- Problem
Work through the data line by line, gathering every line that has the word "муниципального".

- Data for this exercise
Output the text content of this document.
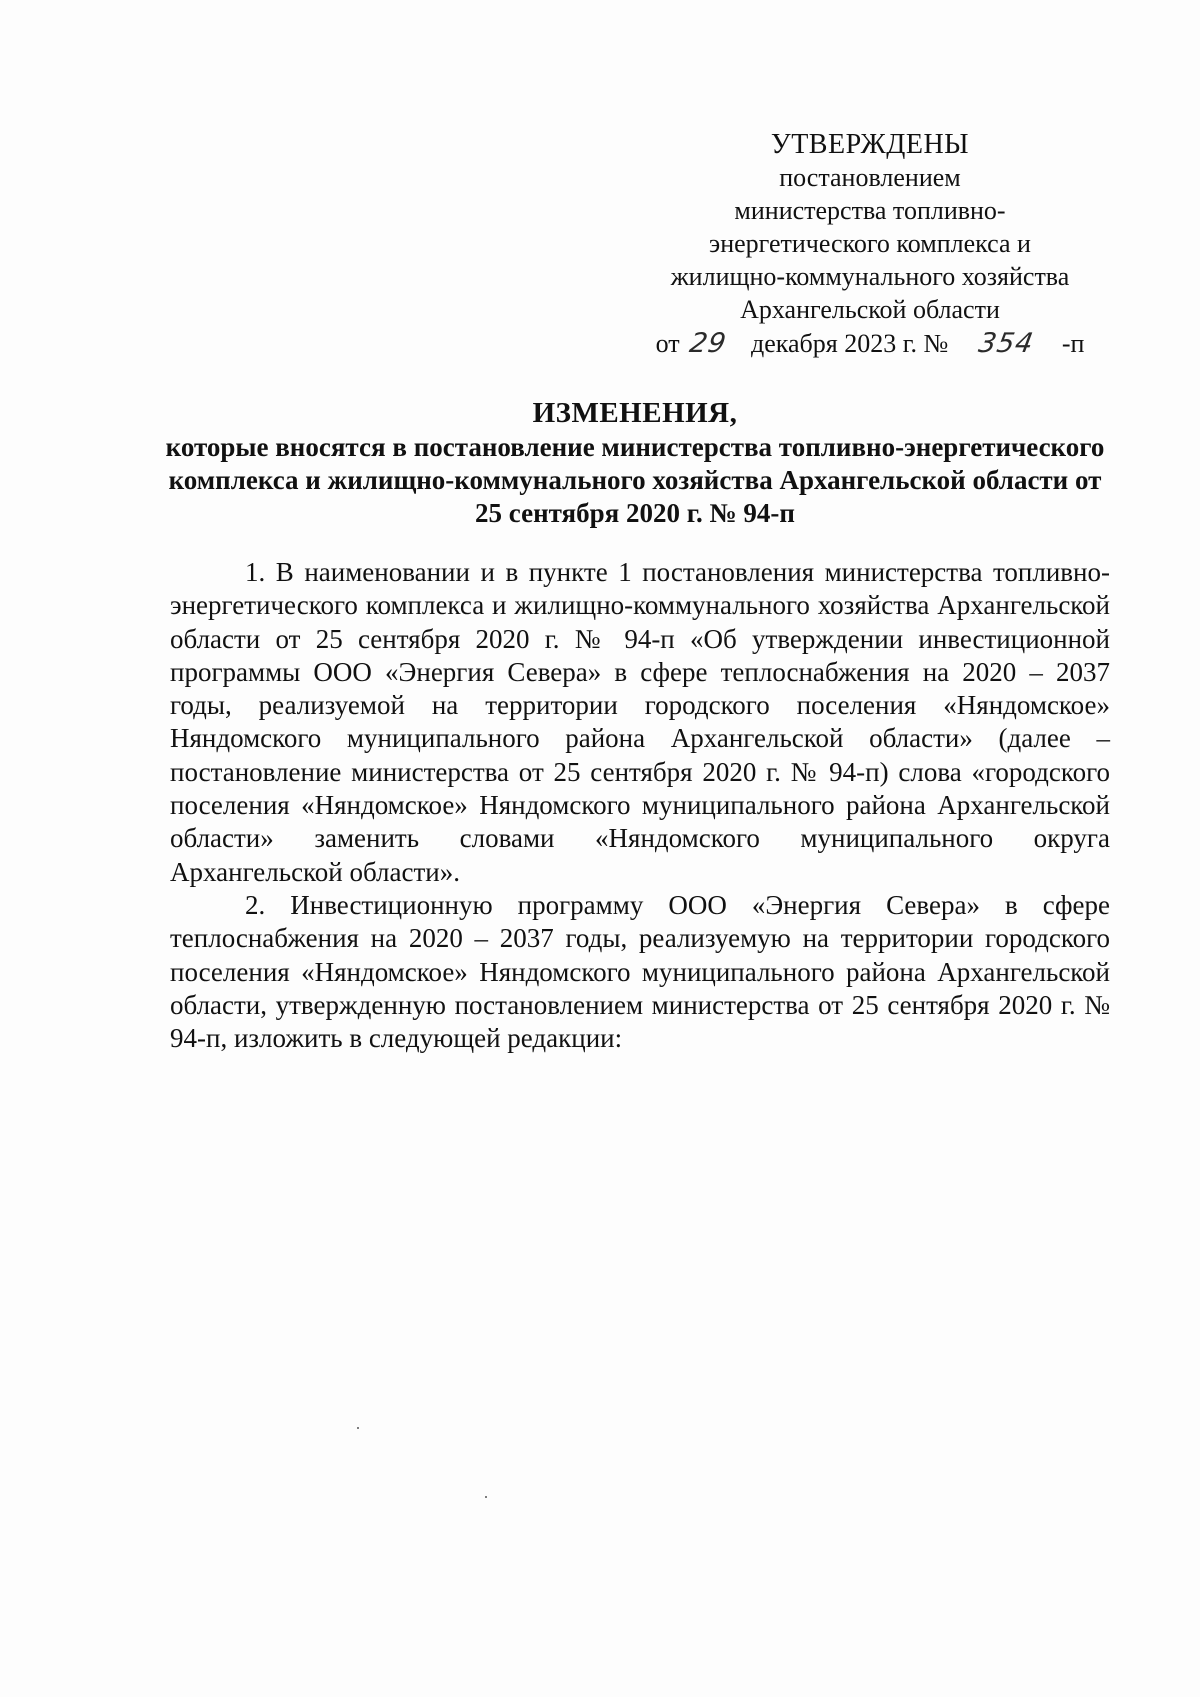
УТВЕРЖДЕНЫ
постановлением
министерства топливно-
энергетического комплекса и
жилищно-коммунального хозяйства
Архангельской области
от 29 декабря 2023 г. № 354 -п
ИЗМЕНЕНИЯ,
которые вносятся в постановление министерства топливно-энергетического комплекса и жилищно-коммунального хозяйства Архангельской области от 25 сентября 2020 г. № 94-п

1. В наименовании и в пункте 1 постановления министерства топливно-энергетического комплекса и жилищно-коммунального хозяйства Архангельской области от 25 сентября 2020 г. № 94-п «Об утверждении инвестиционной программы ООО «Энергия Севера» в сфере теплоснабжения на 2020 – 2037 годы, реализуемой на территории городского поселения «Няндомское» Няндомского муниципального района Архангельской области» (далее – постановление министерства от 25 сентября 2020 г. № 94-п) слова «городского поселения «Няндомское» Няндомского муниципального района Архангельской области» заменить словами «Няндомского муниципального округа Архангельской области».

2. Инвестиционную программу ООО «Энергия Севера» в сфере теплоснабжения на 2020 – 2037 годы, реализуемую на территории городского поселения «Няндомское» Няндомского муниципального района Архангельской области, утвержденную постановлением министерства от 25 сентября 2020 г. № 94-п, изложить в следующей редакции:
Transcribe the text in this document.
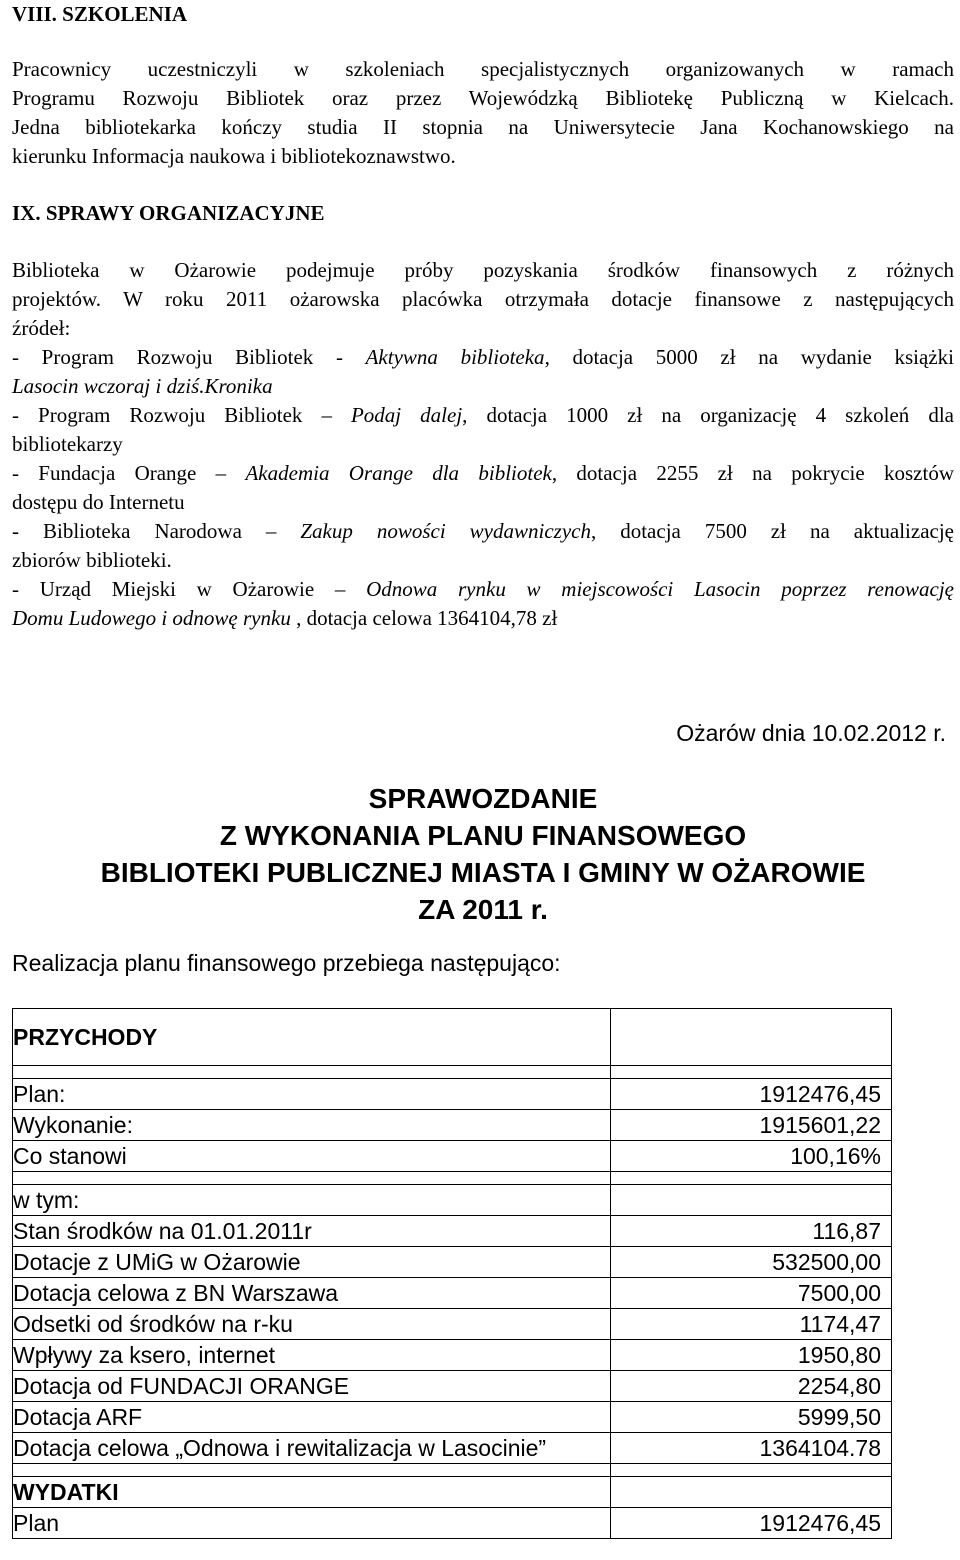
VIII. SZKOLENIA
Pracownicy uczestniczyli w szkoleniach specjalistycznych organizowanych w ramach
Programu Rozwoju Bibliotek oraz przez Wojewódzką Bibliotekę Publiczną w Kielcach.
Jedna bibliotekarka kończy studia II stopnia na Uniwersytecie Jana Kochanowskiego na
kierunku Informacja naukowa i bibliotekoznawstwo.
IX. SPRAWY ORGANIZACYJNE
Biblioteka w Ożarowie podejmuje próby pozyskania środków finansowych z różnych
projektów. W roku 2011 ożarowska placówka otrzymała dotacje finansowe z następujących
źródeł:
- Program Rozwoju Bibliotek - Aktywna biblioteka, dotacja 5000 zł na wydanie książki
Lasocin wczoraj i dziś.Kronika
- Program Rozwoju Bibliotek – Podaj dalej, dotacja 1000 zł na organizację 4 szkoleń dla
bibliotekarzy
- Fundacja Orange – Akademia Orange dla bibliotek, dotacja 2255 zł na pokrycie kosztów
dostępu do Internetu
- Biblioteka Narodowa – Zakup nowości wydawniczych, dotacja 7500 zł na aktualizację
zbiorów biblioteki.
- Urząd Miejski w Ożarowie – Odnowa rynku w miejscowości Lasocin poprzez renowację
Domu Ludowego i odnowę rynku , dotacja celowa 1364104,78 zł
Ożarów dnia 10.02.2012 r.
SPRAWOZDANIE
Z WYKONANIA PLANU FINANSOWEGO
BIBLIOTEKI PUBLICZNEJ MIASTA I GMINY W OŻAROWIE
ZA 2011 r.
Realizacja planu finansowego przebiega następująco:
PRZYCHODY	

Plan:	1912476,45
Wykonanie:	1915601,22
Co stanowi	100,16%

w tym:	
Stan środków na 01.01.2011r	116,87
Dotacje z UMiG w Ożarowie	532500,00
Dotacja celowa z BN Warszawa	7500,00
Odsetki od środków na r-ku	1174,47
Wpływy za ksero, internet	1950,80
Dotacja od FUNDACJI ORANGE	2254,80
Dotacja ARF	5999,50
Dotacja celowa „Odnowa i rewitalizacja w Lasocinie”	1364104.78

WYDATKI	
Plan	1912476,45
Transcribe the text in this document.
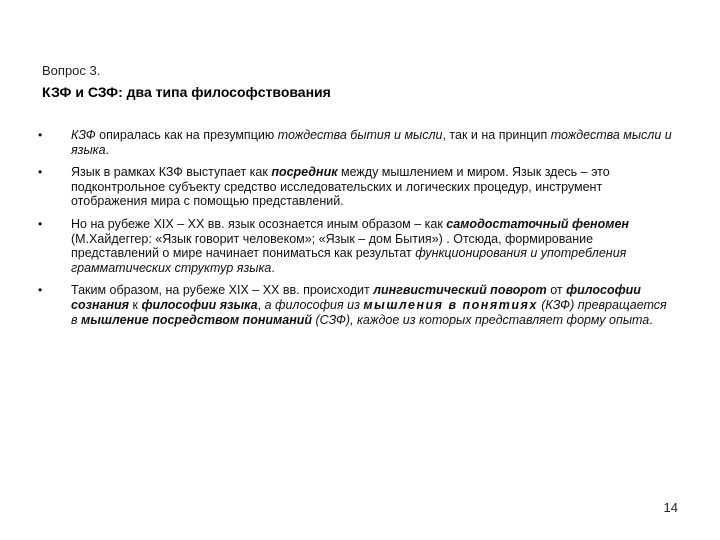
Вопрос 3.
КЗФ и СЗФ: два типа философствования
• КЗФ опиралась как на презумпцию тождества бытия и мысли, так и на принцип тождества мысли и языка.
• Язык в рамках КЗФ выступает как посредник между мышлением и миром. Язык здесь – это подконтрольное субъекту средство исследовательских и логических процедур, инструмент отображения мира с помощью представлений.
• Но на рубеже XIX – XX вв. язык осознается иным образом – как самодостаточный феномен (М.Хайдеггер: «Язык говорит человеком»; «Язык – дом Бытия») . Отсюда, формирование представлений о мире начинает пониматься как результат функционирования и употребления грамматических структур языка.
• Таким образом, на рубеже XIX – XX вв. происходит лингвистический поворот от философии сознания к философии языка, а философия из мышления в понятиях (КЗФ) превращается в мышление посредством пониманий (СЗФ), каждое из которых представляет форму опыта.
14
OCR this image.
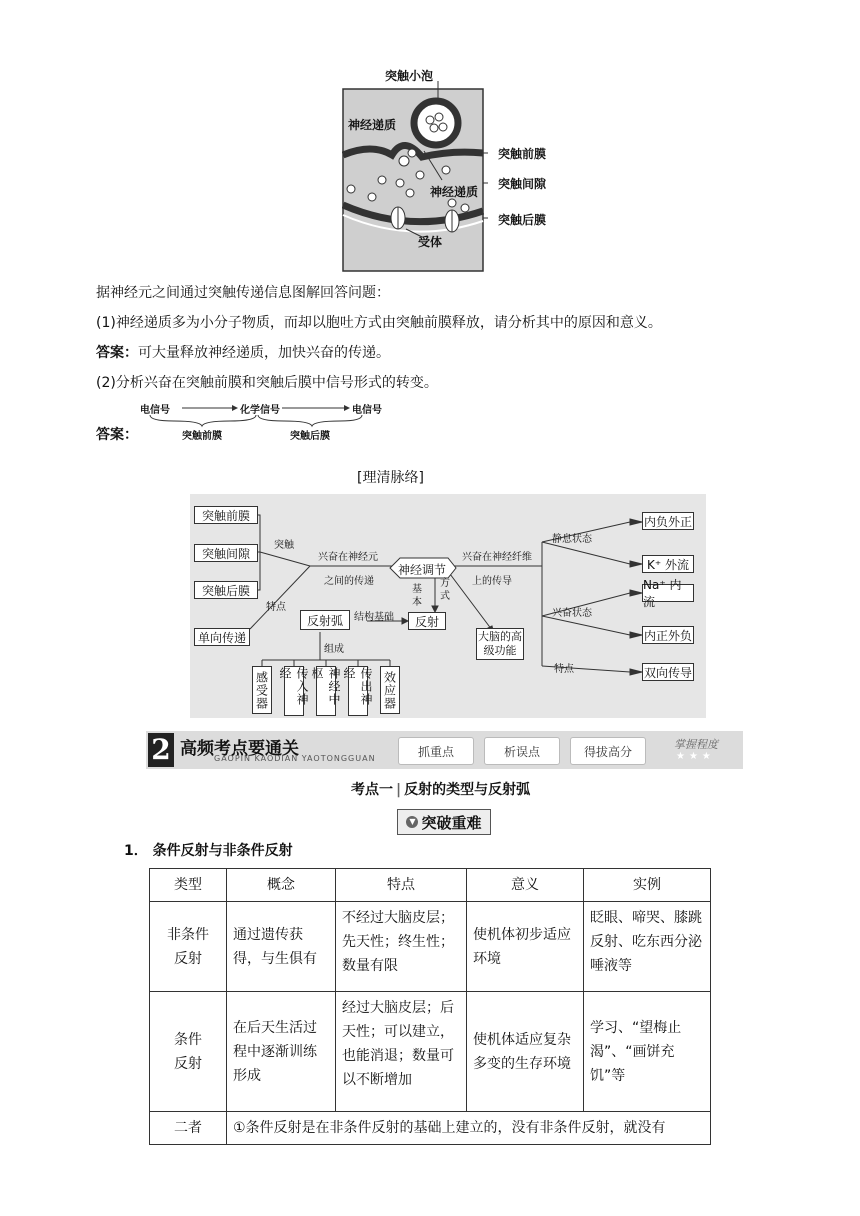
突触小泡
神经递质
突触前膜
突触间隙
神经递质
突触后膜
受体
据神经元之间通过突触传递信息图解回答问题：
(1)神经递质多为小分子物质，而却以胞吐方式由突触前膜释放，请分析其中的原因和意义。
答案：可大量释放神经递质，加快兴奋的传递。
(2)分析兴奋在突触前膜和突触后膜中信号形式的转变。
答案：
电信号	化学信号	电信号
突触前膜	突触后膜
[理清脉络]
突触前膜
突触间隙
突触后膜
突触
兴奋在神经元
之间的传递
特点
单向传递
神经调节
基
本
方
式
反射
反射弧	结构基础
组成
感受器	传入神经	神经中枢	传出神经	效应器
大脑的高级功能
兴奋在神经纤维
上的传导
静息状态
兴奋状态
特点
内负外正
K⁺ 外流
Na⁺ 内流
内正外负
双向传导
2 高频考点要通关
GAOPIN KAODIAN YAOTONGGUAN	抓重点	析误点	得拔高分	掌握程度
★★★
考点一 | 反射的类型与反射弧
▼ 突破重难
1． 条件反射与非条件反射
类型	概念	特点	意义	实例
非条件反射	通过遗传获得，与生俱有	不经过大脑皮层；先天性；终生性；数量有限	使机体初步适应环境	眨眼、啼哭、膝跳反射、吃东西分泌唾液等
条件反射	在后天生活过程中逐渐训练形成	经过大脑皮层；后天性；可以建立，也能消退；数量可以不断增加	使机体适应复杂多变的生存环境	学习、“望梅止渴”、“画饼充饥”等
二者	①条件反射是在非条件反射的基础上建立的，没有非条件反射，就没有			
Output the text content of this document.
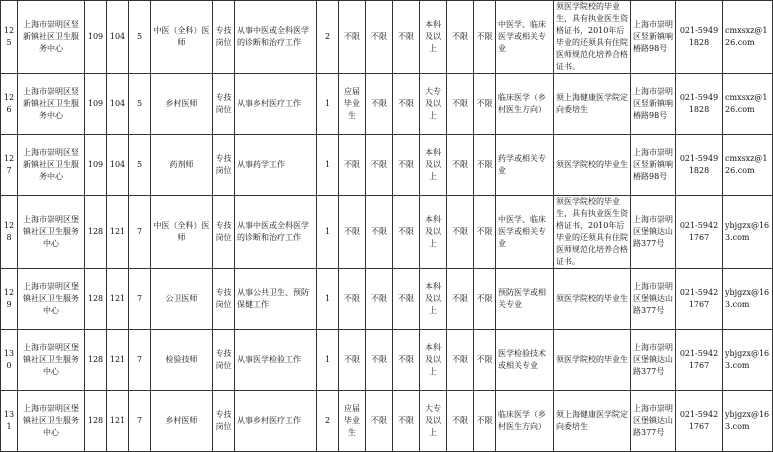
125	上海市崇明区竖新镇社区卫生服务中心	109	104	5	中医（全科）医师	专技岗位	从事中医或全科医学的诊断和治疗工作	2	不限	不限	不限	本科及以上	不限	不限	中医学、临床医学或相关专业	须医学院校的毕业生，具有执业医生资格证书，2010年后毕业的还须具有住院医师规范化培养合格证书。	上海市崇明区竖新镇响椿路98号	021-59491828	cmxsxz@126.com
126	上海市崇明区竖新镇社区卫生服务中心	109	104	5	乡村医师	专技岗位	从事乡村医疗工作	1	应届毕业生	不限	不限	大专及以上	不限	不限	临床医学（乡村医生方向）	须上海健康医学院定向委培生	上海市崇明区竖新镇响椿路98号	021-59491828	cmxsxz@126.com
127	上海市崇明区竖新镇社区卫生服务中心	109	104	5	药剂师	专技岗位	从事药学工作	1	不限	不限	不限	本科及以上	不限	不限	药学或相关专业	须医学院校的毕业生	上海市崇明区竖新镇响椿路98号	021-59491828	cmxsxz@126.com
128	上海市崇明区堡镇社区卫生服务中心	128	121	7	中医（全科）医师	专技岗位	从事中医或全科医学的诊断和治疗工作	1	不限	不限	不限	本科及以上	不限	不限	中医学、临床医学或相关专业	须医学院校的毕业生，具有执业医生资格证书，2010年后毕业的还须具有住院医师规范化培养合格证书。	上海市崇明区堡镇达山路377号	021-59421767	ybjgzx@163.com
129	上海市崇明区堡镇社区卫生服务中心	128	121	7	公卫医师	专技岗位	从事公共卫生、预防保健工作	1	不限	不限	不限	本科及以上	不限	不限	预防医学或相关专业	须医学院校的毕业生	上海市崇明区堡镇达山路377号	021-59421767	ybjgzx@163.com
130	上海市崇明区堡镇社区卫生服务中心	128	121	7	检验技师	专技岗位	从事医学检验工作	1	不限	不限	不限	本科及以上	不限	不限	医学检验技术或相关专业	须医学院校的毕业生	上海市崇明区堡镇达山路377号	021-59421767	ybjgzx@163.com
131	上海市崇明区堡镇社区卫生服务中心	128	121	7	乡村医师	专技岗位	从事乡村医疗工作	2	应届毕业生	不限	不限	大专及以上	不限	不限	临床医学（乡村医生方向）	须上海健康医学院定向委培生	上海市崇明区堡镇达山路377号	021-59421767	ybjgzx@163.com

- Exercise answer
1. В наименовании и в пункте 1 постановления министерства топливно-энергетического комплекса и жилищно-коммунального хозяйства Архангельской области от 25 сентября 2020 г. № 94-п «Об утверждении инвестиционной программы ООО «Энергия Севера» в сфере теплоснабжения на 2020 – 2037 годы, реализуемой на территории городского поселения «Няндомское» Няндомского муниципального района Архангельской области» (далее – постановление министерства от 25 сентября 2020 г. № 94-п) слова «городского поселения «Няндомское» Няндомского муниципального района Архангельской области» заменить словами «Няндомского муниципального округа Архангельской области».
2. Инвестиционную программу ООО «Энергия Севера» в сфере теплоснабжения на 2020 – 2037 годы, реализуемую на территории городского поселения «Няндомское» Няндомского муниципального района Архангельской области, утвержденную постановлением министерства от 25 сентября 2020 г. № 94-п, изложить в следующей редакции:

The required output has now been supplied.